To be done
Each record below is to be reproduced without any change.

Supplied data

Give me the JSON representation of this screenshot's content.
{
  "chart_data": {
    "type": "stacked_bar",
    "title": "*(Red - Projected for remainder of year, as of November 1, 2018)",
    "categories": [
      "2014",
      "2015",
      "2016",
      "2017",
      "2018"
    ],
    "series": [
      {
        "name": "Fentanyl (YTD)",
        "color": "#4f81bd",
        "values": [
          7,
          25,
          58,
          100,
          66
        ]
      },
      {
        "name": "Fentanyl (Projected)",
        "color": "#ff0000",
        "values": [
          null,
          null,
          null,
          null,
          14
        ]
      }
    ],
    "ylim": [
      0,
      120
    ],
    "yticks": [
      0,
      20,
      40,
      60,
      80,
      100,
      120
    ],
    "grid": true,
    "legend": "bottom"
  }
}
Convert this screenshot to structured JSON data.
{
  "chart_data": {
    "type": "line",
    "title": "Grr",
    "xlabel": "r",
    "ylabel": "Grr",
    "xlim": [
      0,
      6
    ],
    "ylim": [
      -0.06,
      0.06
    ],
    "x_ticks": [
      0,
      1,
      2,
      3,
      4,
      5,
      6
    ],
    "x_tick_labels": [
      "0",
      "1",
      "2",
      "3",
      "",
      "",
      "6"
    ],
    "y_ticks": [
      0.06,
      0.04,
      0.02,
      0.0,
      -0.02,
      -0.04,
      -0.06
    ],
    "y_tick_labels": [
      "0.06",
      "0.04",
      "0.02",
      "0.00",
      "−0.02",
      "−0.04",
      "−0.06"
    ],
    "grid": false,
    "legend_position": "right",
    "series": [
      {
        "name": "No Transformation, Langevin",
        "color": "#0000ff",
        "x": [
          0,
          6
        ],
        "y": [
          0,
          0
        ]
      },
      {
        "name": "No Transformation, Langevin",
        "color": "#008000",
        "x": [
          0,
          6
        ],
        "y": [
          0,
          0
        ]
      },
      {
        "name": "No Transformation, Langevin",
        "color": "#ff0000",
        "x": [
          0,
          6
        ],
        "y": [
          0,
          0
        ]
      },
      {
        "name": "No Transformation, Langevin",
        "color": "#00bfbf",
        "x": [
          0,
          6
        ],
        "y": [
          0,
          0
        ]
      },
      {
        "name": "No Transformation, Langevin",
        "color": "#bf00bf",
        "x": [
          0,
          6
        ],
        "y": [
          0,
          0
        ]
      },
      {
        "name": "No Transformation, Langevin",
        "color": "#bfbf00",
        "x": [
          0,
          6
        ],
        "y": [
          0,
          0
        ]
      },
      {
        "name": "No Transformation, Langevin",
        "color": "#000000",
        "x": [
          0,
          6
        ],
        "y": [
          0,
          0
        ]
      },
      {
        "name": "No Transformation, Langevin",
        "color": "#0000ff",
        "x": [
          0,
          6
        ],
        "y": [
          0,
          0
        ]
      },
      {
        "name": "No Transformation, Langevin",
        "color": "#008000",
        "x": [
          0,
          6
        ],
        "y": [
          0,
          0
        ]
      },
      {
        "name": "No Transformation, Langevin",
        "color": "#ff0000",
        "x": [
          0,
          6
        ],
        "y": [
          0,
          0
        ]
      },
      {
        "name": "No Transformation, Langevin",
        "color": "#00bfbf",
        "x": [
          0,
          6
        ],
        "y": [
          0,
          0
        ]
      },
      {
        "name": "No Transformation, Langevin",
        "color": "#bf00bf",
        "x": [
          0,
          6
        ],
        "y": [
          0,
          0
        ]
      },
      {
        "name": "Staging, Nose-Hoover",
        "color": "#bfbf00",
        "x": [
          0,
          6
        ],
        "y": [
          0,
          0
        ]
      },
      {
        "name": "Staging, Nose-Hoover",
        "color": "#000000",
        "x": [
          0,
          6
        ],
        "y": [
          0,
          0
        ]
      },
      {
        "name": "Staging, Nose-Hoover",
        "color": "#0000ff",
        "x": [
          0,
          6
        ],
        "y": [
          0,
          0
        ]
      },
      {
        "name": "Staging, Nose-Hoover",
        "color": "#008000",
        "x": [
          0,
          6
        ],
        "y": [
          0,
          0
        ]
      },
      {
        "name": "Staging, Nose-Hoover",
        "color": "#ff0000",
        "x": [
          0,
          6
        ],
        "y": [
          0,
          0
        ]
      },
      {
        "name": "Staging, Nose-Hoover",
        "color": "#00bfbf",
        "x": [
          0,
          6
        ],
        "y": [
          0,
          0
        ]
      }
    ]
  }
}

Solution for this task
Give me the JSON representation of this screenshot's content.
{
  "chart_data": {
    "type": "stacked_bar",
    "title": "*(Red - Projected for remainder of year, as of November 1, 2018)",
    "categories": [
      "2014",
      "2015",
      "2016",
      "2017",
      "2018"
    ],
    "series": [
      {
        "name": "Fentanyl (YTD)",
        "color": "#4f81bd",
        "values": [
          7,
          25,
          58,
          100,
          66
        ]
      },
      {
        "name": "Fentanyl (Projected)",
        "color": "#ff0000",
        "values": [
          null,
          null,
          null,
          null,
          14
        ]
      }
    ],
    "ylim": [
      0,
      120
    ],
    "yticks": [
      0,
      20,
      40,
      60,
      80,
      100,
      120
    ],
    "grid": true,
    "legend": "bottom"
  }
}
Convert this screenshot to structured JSON data.
{
  "chart_data": {
    "type": "line",
    "title": "Grr",
    "xlabel": "r",
    "ylabel": "Grr",
    "xlim": [
      0,
      6
    ],
    "ylim": [
      -0.06,
      0.06
    ],
    "x_ticks": [
      0,
      1,
      2,
      3,
      4,
      5,
      6
    ],
    "x_tick_labels": [
      "0",
      "1",
      "2",
      "3",
      "",
      "",
      "6"
    ],
    "y_ticks": [
      0.06,
      0.04,
      0.02,
      0.0,
      -0.02,
      -0.04,
      -0.06
    ],
    "y_tick_labels": [
      "0.06",
      "0.04",
      "0.02",
      "0.00",
      "−0.02",
      "−0.04",
      "−0.06"
    ],
    "grid": false,
    "legend_position": "right",
    "series": [
      {
        "name": "No Transformation, Langevin",
        "color": "#0000ff",
        "x": [
          0,
          6
        ],
        "y": [
          0,
          0
        ]
      },
      {
        "name": "No Transformation, Langevin",
        "color": "#008000",
        "x": [
          0,
          6
        ],
        "y": [
          0,
          0
        ]
      },
      {
        "name": "No Transformation, Langevin",
        "color": "#ff0000",
        "x": [
          0,
          6
        ],
        "y": [
          0,
          0
        ]
      },
      {
        "name": "No Transformation, Langevin",
        "color": "#00bfbf",
        "x": [
          0,
          6
        ],
        "y": [
          0,
          0
        ]
      },
      {
        "name": "No Transformation, Langevin",
        "color": "#bf00bf",
        "x": [
          0,
          6
        ],
        "y": [
          0,
          0
        ]
      },
      {
        "name": "No Transformation, Langevin",
        "color": "#bfbf00",
        "x": [
          0,
          6
        ],
        "y": [
          0,
          0
        ]
      },
      {
        "name": "No Transformation, Langevin",
        "color": "#000000",
        "x": [
          0,
          6
        ],
        "y": [
          0,
          0
        ]
      },
      {
        "name": "No Transformation, Langevin",
        "color": "#0000ff",
        "x": [
          0,
          6
        ],
        "y": [
          0,
          0
        ]
      },
      {
        "name": "No Transformation, Langevin",
        "color": "#008000",
        "x": [
          0,
          6
        ],
        "y": [
          0,
          0
        ]
      },
      {
        "name": "No Transformation, Langevin",
        "color": "#ff0000",
        "x": [
          0,
          6
        ],
        "y": [
          0,
          0
        ]
      },
      {
        "name": "No Transformation, Langevin",
        "color": "#00bfbf",
        "x": [
          0,
          6
        ],
        "y": [
          0,
          0
        ]
      },
      {
        "name": "No Transformation, Langevin",
        "color": "#bf00bf",
        "x": [
          0,
          6
        ],
        "y": [
          0,
          0
        ]
      },
      {
        "name": "Staging, Nose-Hoover",
        "color": "#bfbf00",
        "x": [
          0,
          6
        ],
        "y": [
          0,
          0
        ]
      },
      {
        "name": "Staging, Nose-Hoover",
        "color": "#000000",
        "x": [
          0,
          6
        ],
        "y": [
          0,
          0
        ]
      },
      {
        "name": "Staging, Nose-Hoover",
        "color": "#0000ff",
        "x": [
          0,
          6
        ],
        "y": [
          0,
          0
        ]
      },
      {
        "name": "Staging, Nose-Hoover",
        "color": "#008000",
        "x": [
          0,
          6
        ],
        "y": [
          0,
          0
        ]
      },
      {
        "name": "Staging, Nose-Hoover",
        "color": "#ff0000",
        "x": [
          0,
          6
        ],
        "y": [
          0,
          0
        ]
      },
      {
        "name": "Staging, Nose-Hoover",
        "color": "#00bfbf",
        "x": [
          0,
          6
        ],
        "y": [
          0,
          0
        ]
      }
    ]
  }
}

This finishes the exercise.